EXERCISE >>
Output all the data exactly. Pictures do not belong in the copy.

LISTED RECORDS >>
_____
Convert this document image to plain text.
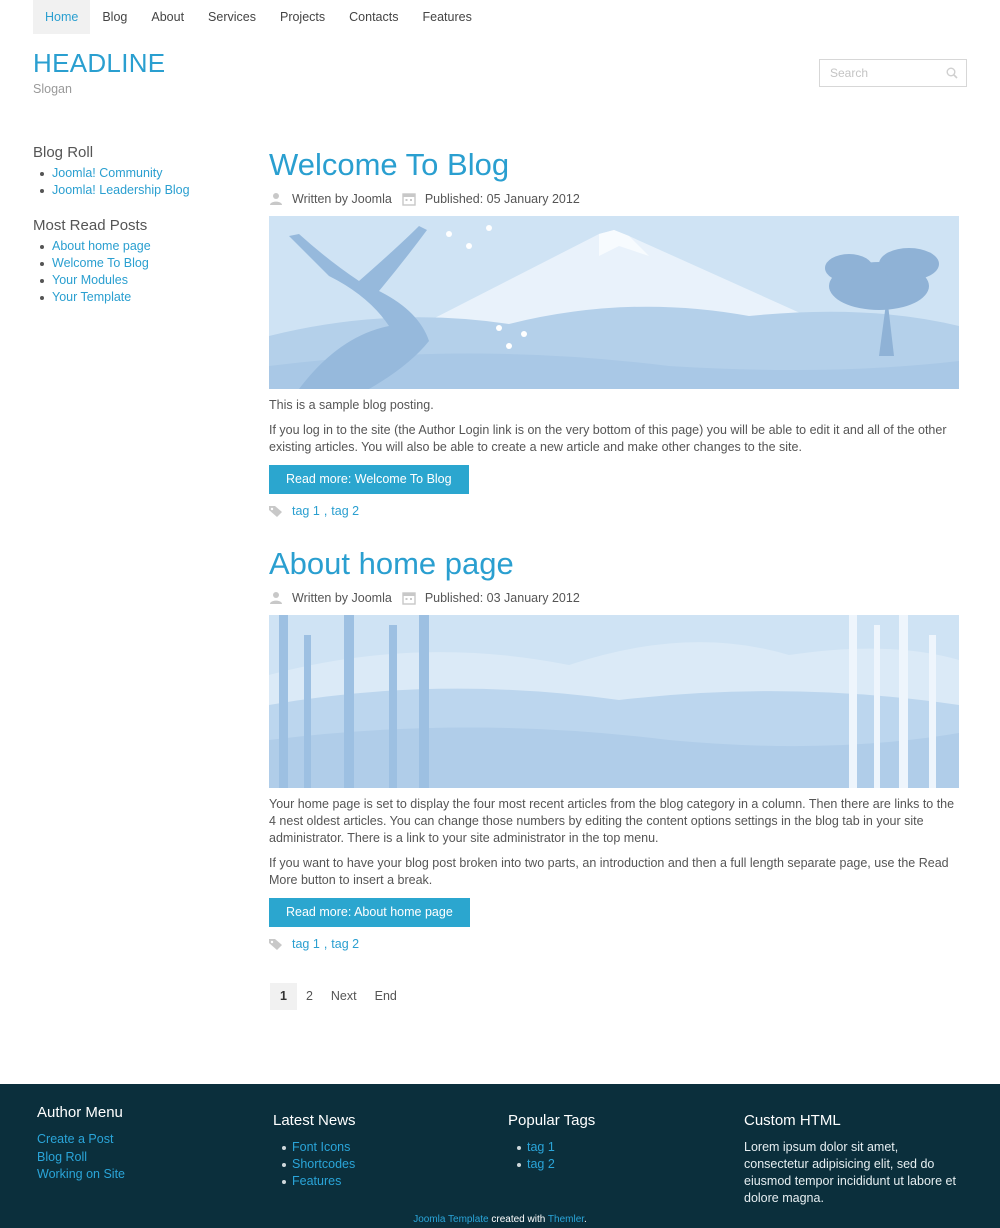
Home	Blog	About	Services	Projects	Contacts	Features
HEADLINE
Slogan
Search
Blog Roll
Joomla! Community
Joomla! Leadership Blog
Most Read Posts
About home page
Welcome To Blog
Your Modules
Your Template
Welcome To Blog
Written by Joomla	Published: 05 January 2012

This is a sample blog posting.

If you log in to the site (the Author Login link is on the very bottom of this page) you will be able to edit it and all of the other existing articles. You will also be able to create a new article and make other changes to the site.

Read more: Welcome To Blog
tag 1 , tag 2
About home page
Written by Joomla	Published: 03 January 2012

Your home page is set to display the four most recent articles from the blog category in a column. Then there are links to the 4 nest oldest articles. You can change those numbers by editing the content options settings in the blog tab in your site administrator. There is a link to your site administrator in the top menu.

If you want to have your blog post broken into two parts, an introduction and then a full length separate page, use the Read More button to insert a break.

Read more: About home page
tag 1 , tag 2
1	2	Next	End
Author Menu
Create a Post
Blog Roll
Working on Site
Latest News
Font Icons
Shortcodes
Features
Popular Tags
tag 1
tag 2
Custom HTML

Lorem ipsum dolor sit amet, consectetur adipisicing elit, sed do eiusmod tempor incididunt ut labore et dolore magna.

Joomla Template created with Themler.
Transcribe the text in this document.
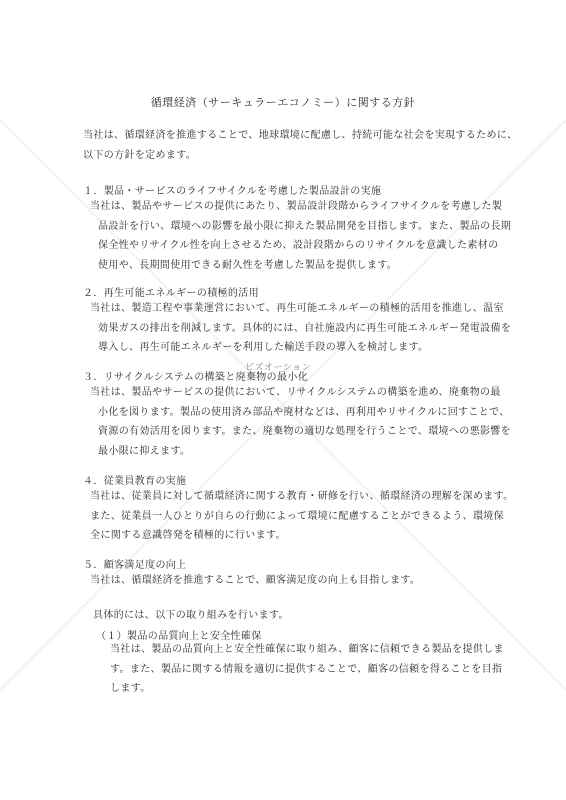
ビズオーション
循環経済（サーキュラーエコノミー）に関する方針
当社は、循環経済を推進することで、地球環境に配慮し、持続可能な社会を実現するために、
以下の方針を定めます。
１．製品・サービスのライフサイクルを考慮した製品設計の実施
当社は、製品やサービスの提供にあたり、製品設計段階からライフサイクルを考慮した製
品設計を行い、環境への影響を最小限に抑えた製品開発を目指します。また、製品の長期
保全性やリサイクル性を向上させるため、設計段階からのリサイクルを意識した素材の
使用や、長期間使用できる耐久性を考慮した製品を提供します。
２．再生可能エネルギーの積極的活用
当社は、製造工程や事業運営において、再生可能エネルギーの積極的活用を推進し、温室
効果ガスの排出を削減します。具体的には、自社施設内に再生可能エネルギー発電設備を
導入し、再生可能エネルギーを利用した輸送手段の導入を検討します。
３．リサイクルシステムの構築と廃棄物の最小化
当社は、製品やサービスの提供において、リサイクルシステムの構築を進め、廃棄物の最
小化を図ります。製品の使用済み部品や廃材などは、再利用やリサイクルに回すことで、
資源の有効活用を図ります。また、廃棄物の適切な処理を行うことで、環境への悪影響を
最小限に抑えます。
４．従業員教育の実施
当社は、従業員に対して循環経済に関する教育・研修を行い、循環経済の理解を深めます。
また、従業員一人ひとりが自らの行動によって環境に配慮することができるよう、環境保
全に関する意識啓発を積極的に行います。
５．顧客満足度の向上
当社は、循環経済を推進することで、顧客満足度の向上も目指します。
具体的には、以下の取り組みを行います。
（１）製品の品質向上と安全性確保
当社は、製品の品質向上と安全性確保に取り組み、顧客に信頼できる製品を提供しま
す。また、製品に関する情報を適切に提供することで、顧客の信頼を得ることを目指
します。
_____
TASK OUTPUT >>
Convert this document image to plain text.
Home	Blog	About	Services	Projects	Contacts	Features
HEADLINE
Slogan
Search
Blog Roll
Joomla! Community
Joomla! Leadership Blog
Most Read Posts
About home page
Welcome To Blog
Your Modules
Your Template
Welcome To Blog
Written by Joomla	Published: 05 January 2012

This is a sample blog posting.

If you log in to the site (the Author Login link is on the very bottom of this page) you will be able to edit it and all of the other existing articles. You will also be able to create a new article and make other changes to the site.

Read more: Welcome To Blog
tag 1 , tag 2
About home page
Written by Joomla	Published: 03 January 2012

Your home page is set to display the four most recent articles from the blog category in a column. Then there are links to the 4 nest oldest articles. You can change those numbers by editing the content options settings in the blog tab in your site administrator. There is a link to your site administrator in the top menu.

If you want to have your blog post broken into two parts, an introduction and then a full length separate page, use the Read More button to insert a break.

Read more: About home page
tag 1 , tag 2
1	2	Next	End
Author Menu
Create a Post
Blog Roll
Working on Site
Latest News
Font Icons
Shortcodes
Features
Popular Tags
tag 1
tag 2
Custom HTML

Lorem ipsum dolor sit amet, consectetur adipisicing elit, sed do eiusmod tempor incididunt ut labore et dolore magna.

Joomla Template created with Themler.
Transcribe the text in this document.
ビズオーション
循環経済（サーキュラーエコノミー）に関する方針
当社は、循環経済を推進することで、地球環境に配慮し、持続可能な社会を実現するために、
以下の方針を定めます。
１．製品・サービスのライフサイクルを考慮した製品設計の実施
当社は、製品やサービスの提供にあたり、製品設計段階からライフサイクルを考慮した製
品設計を行い、環境への影響を最小限に抑えた製品開発を目指します。また、製品の長期
保全性やリサイクル性を向上させるため、設計段階からのリサイクルを意識した素材の
使用や、長期間使用できる耐久性を考慮した製品を提供します。
２．再生可能エネルギーの積極的活用
当社は、製造工程や事業運営において、再生可能エネルギーの積極的活用を推進し、温室
効果ガスの排出を削減します。具体的には、自社施設内に再生可能エネルギー発電設備を
導入し、再生可能エネルギーを利用した輸送手段の導入を検討します。
３．リサイクルシステムの構築と廃棄物の最小化
当社は、製品やサービスの提供において、リサイクルシステムの構築を進め、廃棄物の最
小化を図ります。製品の使用済み部品や廃材などは、再利用やリサイクルに回すことで、
資源の有効活用を図ります。また、廃棄物の適切な処理を行うことで、環境への悪影響を
最小限に抑えます。
４．従業員教育の実施
当社は、従業員に対して循環経済に関する教育・研修を行い、循環経済の理解を深めます。
また、従業員一人ひとりが自らの行動によって環境に配慮することができるよう、環境保
全に関する意識啓発を積極的に行います。
５．顧客満足度の向上
当社は、循環経済を推進することで、顧客満足度の向上も目指します。
具体的には、以下の取り組みを行います。
（１）製品の品質向上と安全性確保
当社は、製品の品質向上と安全性確保に取り組み、顧客に信頼できる製品を提供しま
す。また、製品に関する情報を適切に提供することで、顧客の信頼を得ることを目指
します。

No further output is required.